◆ TASK DESCRIPTION ◆
Copy every line from the records below that holds the word "węglowodorowy".

◆ EXTRACTED ENTRIES ◆

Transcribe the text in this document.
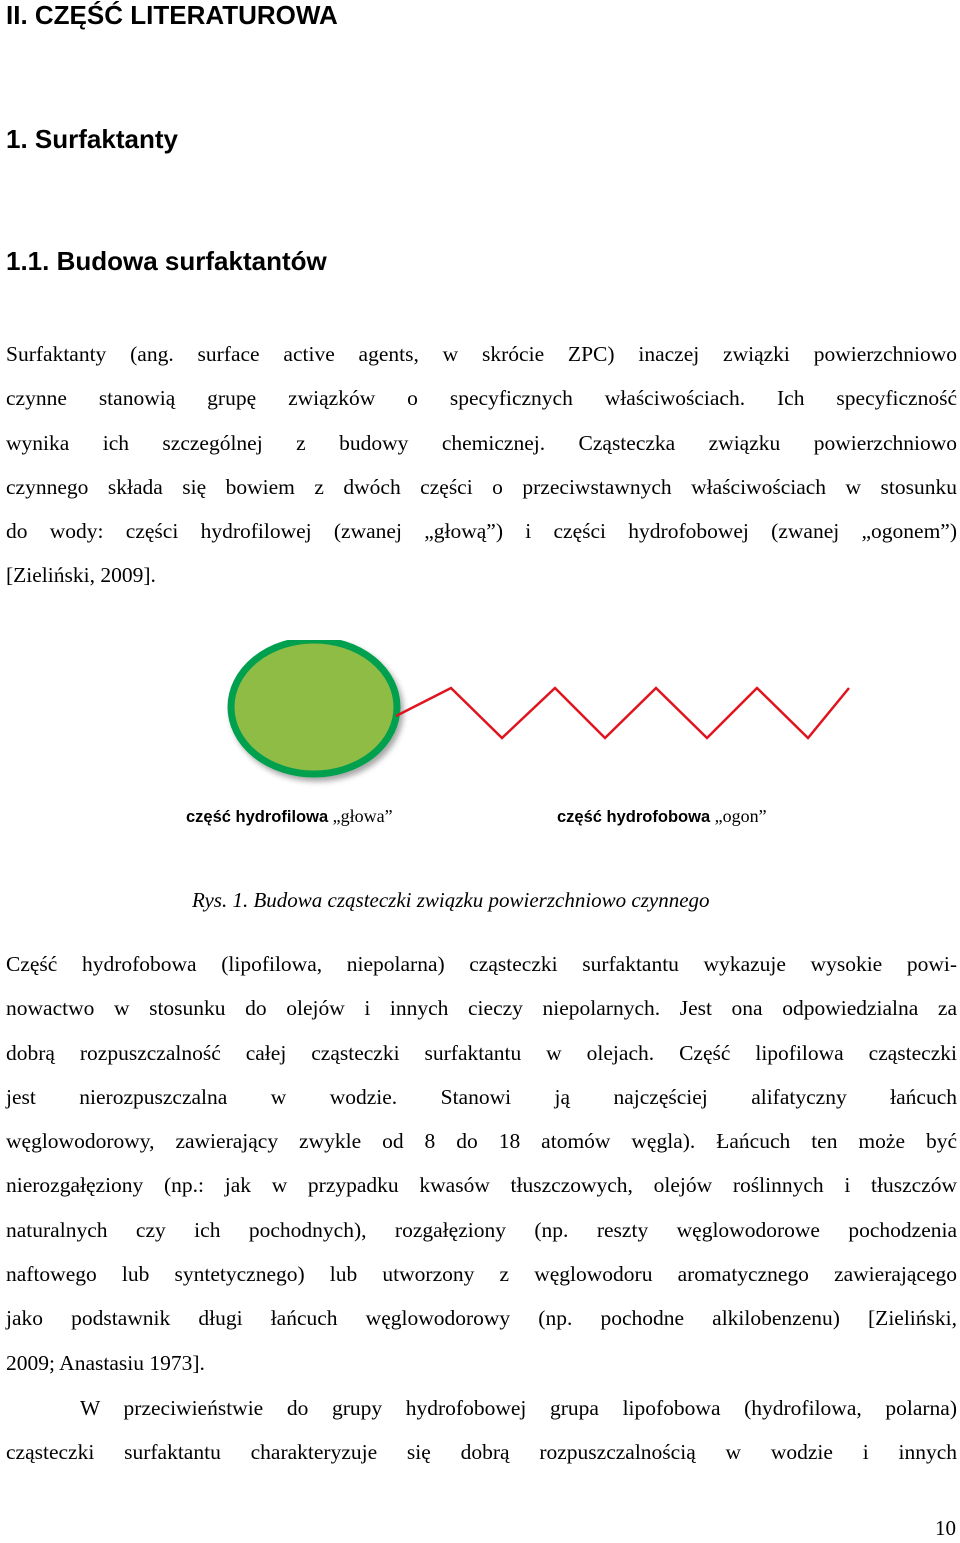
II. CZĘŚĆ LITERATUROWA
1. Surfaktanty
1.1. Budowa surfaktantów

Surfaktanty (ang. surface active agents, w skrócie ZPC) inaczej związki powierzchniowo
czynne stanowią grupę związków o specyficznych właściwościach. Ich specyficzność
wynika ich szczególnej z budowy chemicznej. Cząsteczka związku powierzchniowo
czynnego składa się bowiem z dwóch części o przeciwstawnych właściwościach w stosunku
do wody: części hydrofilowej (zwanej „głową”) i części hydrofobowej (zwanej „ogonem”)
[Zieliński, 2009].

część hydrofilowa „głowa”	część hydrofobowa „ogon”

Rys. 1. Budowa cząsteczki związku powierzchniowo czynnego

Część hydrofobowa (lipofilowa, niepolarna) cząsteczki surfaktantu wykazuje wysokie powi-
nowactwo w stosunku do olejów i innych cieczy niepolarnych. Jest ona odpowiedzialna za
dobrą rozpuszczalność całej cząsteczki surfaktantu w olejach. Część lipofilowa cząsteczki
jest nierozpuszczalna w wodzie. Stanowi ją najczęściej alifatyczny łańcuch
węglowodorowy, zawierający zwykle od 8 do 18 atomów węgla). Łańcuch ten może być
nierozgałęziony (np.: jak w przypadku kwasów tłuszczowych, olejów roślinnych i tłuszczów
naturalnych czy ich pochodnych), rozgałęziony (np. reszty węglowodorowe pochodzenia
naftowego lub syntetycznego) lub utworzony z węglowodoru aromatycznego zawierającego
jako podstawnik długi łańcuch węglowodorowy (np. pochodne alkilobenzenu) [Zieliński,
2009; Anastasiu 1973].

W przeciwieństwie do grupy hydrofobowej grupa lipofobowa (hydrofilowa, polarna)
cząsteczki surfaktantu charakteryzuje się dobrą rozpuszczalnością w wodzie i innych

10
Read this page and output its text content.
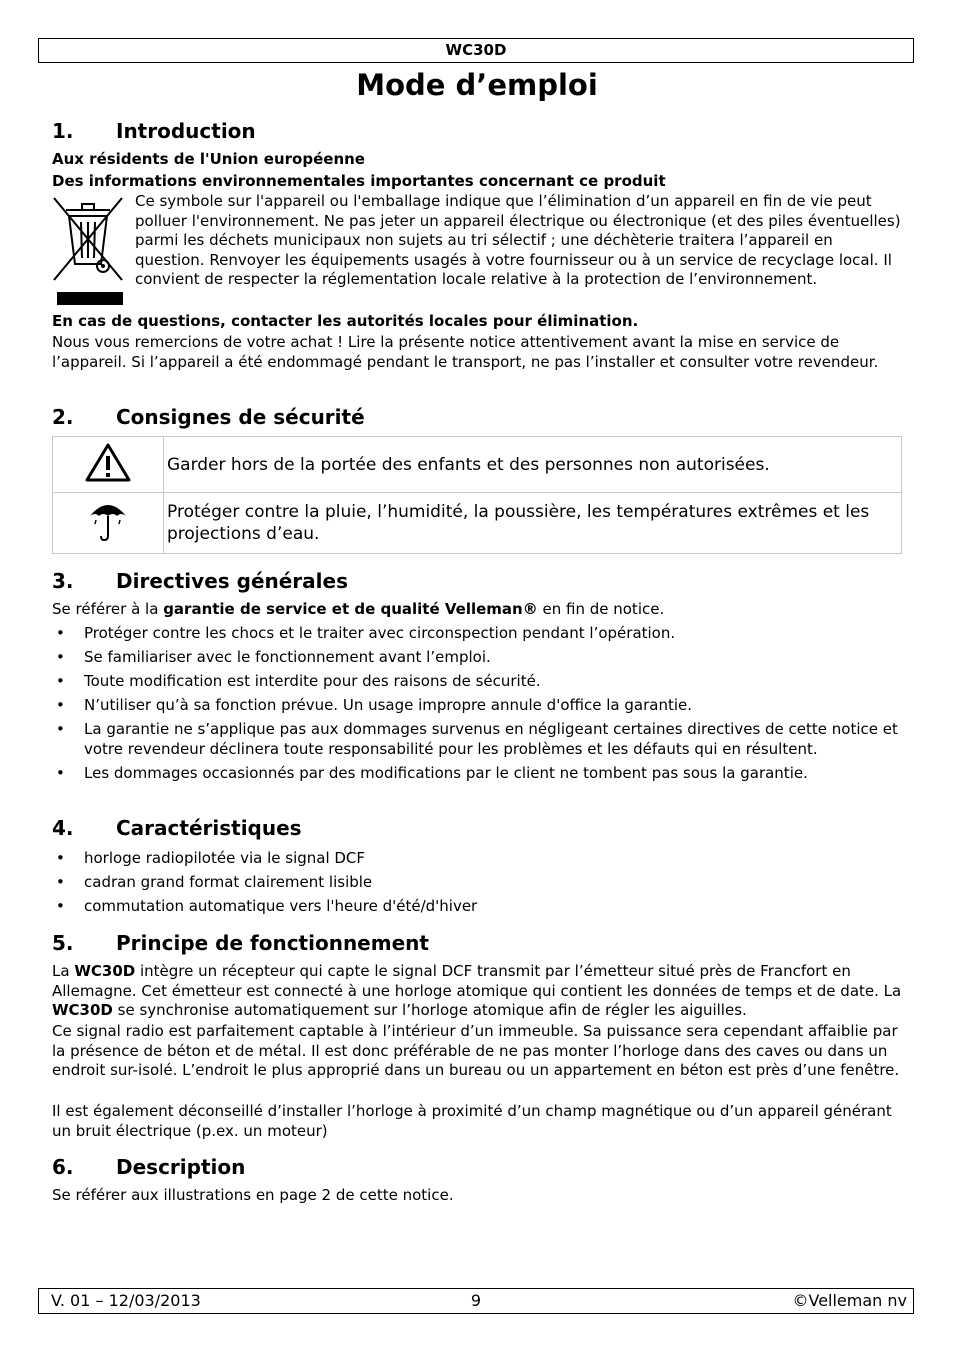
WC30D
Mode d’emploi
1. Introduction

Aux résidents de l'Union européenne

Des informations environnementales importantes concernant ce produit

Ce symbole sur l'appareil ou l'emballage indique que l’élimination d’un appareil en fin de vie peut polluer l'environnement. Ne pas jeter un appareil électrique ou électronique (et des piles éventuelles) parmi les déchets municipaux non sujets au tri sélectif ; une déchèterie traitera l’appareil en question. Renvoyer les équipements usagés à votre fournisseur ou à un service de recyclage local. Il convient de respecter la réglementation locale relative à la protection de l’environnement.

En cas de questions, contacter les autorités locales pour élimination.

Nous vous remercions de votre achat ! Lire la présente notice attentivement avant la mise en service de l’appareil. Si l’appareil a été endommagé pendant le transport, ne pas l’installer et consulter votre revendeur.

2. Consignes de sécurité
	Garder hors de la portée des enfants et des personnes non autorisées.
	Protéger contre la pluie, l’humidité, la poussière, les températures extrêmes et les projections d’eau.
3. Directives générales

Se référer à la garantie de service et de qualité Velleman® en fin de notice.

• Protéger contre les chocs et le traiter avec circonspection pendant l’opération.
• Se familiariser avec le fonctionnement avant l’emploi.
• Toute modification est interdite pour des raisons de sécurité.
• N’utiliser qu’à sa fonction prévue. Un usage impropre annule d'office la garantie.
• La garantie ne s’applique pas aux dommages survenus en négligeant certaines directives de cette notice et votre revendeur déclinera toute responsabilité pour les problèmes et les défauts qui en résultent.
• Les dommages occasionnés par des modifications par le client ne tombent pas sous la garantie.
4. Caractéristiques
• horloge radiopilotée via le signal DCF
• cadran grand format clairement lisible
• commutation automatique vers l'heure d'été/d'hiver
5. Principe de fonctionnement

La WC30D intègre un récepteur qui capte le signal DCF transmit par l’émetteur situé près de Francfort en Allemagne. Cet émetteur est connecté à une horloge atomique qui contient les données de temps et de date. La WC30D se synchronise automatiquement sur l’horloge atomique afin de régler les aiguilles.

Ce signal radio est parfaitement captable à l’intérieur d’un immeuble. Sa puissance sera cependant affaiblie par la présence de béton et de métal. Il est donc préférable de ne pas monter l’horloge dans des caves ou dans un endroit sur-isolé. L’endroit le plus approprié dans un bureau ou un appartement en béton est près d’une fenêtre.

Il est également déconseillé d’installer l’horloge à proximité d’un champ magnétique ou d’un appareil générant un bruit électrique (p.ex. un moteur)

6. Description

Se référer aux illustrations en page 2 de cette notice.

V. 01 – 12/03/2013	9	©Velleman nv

---

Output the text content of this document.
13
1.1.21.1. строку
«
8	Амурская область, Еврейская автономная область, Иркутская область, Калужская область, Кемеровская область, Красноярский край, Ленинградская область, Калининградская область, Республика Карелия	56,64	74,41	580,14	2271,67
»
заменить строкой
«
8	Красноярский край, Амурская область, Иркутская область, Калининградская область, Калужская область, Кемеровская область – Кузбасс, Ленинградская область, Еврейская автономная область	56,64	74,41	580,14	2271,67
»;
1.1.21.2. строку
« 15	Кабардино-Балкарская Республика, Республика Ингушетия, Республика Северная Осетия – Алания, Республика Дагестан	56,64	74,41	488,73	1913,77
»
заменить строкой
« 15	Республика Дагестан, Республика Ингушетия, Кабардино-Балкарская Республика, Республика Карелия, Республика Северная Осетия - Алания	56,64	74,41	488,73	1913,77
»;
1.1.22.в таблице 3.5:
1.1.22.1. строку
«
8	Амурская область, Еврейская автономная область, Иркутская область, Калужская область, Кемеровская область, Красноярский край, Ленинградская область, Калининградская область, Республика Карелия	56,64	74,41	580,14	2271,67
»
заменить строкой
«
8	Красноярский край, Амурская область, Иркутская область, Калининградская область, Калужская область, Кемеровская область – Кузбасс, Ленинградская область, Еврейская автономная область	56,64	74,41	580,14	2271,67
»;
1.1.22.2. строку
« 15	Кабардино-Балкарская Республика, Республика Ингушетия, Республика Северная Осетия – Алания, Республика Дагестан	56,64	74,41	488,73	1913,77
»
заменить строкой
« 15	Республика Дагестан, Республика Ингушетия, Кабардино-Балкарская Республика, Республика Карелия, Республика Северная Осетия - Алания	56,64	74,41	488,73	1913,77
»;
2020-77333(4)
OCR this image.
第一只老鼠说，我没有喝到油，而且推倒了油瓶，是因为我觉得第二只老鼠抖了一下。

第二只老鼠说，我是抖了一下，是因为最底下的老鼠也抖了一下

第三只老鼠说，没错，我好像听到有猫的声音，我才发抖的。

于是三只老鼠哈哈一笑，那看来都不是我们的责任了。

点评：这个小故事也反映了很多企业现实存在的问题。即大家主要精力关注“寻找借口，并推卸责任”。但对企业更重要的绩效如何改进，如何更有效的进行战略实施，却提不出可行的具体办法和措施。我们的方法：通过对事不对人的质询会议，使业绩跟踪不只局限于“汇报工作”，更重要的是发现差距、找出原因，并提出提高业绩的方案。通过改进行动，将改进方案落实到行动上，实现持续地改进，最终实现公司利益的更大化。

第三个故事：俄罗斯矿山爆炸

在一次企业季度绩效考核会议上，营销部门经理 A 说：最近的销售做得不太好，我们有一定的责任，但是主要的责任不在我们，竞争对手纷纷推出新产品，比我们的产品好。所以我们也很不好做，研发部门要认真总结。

◆ WORKED SOLUTION ◆
węglowodorowy, zawierający zwykle od 8 do 18 atomów węgla). Łańcuch ten może być
jako podstawnik długi łańcuch węglowodorowy (np. pochodne alkilobenzenu) [Zieliński,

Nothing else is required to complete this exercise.